> _Extrait du document_
╭──

De nombreux grands donateurs bilatéraux réduisent l’aide internationale en faveur du sida.

L’aide publique au développement pour le VIH provenant de donateurs bilatéraux autres que les États-Unis d’Amérique a chuté de 57 % au cours de la dernière décennie, ce qui rend la reconstitution des ressources du Fonds mondial de lutte contre le sida, la tuberculose et le paludisme (le Fonds mondial) en 2022 plus importante que jamais. En 2021, les ressources internationales disponibles pour le VIH étaient inférieures de 6 % à celles de 2010. Toutefois, contrairement aux années précédentes, les investissements nationaux dans le domaine du VIH n’ont pas remplacé les financements internationaux perdus. Au contraire, dans les pays à revenu faible et intermédiaire, le financement national a diminué pendant deux années consécutives, notamment de 2 % en 2021. Les conditions économiques mondiales et les vulnérabilités des pays en développement – qui sont exacerbées par les inégalités croissantes dans l’accès aux vaccins et au financement de la santé – menacent à la fois la résilience continue des réponses au VIH et leur capacité à réduire les inégalités liées au VIH.

La Banque mondiale prévoit que 52 pays, où vivent 43% des personnes vivant avec le VIH, connaîtront une baisse significative de leur capacité de dépenses publiques jusqu’en 2026 (4). Les niveaux élevés d’endettement sapent davantage la capacité des gouvernements à accroître les investissements dans le domaine du VIH. Le service de la dette des pays les plus pauvres du monde a atteint 171 % de toutes les dépenses de santé, d’éducation et de protection sociale réunies (5). De plus en plus, le remboursement de la dette nationale empêche les investissements dans la santé et le capital humain qui sont essentiels pour mettre fin au sida (voir l’étude de cas sur la Zambie). Les pays à revenu intermédiaire, dans lesquels vivent 71 % des personnes vivant avec le VIH et 71 % des personnes nouvellement infectées par le VIH, risquent d’être déclarés inéligibles aux subventions en matière de santé et de lutte contre le VIH, car les pays donateurs réorientent leurs ressources vers les réfugiés ukrainiens et la reconstruction plutôt que d’accroître l’aide internationale.

╰──

> _Données d'entrée_

╭──

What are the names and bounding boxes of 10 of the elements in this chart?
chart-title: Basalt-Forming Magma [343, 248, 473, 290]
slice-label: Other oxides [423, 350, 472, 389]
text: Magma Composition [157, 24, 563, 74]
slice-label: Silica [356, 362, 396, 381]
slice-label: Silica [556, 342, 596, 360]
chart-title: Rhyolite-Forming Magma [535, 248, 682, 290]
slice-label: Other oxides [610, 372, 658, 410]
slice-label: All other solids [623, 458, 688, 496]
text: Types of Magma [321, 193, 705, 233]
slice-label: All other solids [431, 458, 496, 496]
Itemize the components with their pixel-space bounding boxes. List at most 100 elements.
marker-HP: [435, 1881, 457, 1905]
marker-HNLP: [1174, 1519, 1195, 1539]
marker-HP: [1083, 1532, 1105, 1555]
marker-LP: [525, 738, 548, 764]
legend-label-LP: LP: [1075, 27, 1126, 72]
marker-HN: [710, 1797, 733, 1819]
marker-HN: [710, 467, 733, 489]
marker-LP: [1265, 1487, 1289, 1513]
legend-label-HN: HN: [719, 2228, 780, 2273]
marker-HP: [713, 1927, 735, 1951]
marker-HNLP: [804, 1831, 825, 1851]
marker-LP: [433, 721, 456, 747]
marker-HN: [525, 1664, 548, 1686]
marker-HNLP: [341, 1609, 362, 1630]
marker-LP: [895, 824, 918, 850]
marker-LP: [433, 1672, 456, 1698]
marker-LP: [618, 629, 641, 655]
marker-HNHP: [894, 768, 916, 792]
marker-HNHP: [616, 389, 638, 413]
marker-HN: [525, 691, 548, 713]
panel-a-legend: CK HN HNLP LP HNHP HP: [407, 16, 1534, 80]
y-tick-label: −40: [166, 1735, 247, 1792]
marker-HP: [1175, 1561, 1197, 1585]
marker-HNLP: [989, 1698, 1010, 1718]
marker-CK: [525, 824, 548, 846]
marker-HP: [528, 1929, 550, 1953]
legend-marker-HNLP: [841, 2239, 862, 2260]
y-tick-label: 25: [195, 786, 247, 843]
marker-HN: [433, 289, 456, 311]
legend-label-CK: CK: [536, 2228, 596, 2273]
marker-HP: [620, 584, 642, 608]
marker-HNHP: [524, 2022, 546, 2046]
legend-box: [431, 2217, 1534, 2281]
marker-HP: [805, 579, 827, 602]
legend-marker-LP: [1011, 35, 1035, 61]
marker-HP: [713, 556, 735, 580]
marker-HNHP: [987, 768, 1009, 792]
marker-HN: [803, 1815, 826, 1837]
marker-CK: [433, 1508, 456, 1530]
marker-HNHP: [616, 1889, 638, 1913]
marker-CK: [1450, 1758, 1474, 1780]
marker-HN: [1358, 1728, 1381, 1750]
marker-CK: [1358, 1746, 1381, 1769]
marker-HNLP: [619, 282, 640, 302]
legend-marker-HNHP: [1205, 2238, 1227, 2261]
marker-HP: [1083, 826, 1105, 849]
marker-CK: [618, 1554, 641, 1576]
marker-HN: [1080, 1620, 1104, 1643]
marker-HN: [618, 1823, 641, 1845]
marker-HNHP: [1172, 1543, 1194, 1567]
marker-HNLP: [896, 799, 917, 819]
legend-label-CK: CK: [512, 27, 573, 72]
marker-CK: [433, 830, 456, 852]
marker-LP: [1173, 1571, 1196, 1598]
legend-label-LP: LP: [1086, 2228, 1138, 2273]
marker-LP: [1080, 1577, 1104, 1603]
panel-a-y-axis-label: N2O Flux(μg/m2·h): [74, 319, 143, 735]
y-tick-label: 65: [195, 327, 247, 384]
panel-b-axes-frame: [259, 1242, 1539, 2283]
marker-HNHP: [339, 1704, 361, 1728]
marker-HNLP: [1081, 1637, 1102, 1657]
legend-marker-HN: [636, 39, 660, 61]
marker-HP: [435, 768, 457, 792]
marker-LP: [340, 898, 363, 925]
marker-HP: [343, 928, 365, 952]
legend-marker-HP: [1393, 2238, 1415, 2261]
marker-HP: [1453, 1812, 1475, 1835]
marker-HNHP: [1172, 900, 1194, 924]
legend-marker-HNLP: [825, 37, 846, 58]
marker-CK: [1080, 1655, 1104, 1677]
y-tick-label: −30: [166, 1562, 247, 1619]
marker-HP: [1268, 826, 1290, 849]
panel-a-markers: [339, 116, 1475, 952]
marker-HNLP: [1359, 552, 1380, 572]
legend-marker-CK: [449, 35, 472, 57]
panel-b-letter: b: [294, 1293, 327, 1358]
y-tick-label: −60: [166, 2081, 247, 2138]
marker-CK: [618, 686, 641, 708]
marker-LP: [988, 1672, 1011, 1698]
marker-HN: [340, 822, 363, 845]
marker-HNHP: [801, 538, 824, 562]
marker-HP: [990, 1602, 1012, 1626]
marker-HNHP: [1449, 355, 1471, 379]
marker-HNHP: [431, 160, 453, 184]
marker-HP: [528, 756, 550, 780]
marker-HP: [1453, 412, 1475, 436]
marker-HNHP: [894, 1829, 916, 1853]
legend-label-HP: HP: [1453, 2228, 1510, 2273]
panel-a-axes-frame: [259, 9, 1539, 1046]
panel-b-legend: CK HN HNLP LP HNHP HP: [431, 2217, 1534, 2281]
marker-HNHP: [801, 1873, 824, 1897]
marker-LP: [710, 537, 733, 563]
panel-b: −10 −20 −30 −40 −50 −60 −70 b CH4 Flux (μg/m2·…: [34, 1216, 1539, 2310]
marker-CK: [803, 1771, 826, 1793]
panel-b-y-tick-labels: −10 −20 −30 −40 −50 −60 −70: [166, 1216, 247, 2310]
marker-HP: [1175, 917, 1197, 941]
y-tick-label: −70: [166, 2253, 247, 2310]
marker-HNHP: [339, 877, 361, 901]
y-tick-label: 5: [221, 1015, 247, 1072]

╰──

> _Consigne de l'exercice_
Reprenez la rédaction de l'extrait sur le financement de la riposte au VIH, en enchaînant directement après sa dernière phrase.

> _Résultat de l'exercice_
Au milieu de la pandémie de COVID-19, des progrès réguliers ont été réalisés dans l’extension de la prophylaxie orale pré-exposition (PrEP), notamment dans des pays comme le Kenya et l’Afrique du Sud. Étant donné que la décision d’utiliser la PrEP appartient à l’individu et ne doit pas être négociée avec un partenaire, elle a un énorme potentiel pour aider à réduire les infections au VIH parmi les populations clés partout dans le monde et les filles et les femmes en Afrique subsaharienne. Cependant, l’accès à la PrEP orale reste concentré dans plusieurs pays à haut revenu et dans cinq pays d’Afrique subsaharienne – Afrique du Sud, Kenya, Nigeria, Ouganda et Zambie. 

Alors que la PrEP orale se développe, d’autres choix de prévention du VIH – comme la PrEP à longue durée d’action qui peut être administrée par injection ou par anneau vaginal – deviennent disponibles. Cependant, leur coût et leur disponibilité les mettent actuellement hors de portée de la majorité des personnes qui ont besoin de ces nouveaux outils. La stratégie mondiale de lutte contre le sida 2021-2026 fournit un plan clair, fondé sur des données probantes, pour mettre la riposte au sida sur les rails. Les gouvernements du monde entier se sont engagés à prendre des mesures concrètes pour traduire ce plan en actions. Aucune «solution miracle» n’est nécessaire : en utilisant les outils déjà à sa disposition, la communauté mondiale doit simplement traduire ses engagements en résultats concrets pour les gens.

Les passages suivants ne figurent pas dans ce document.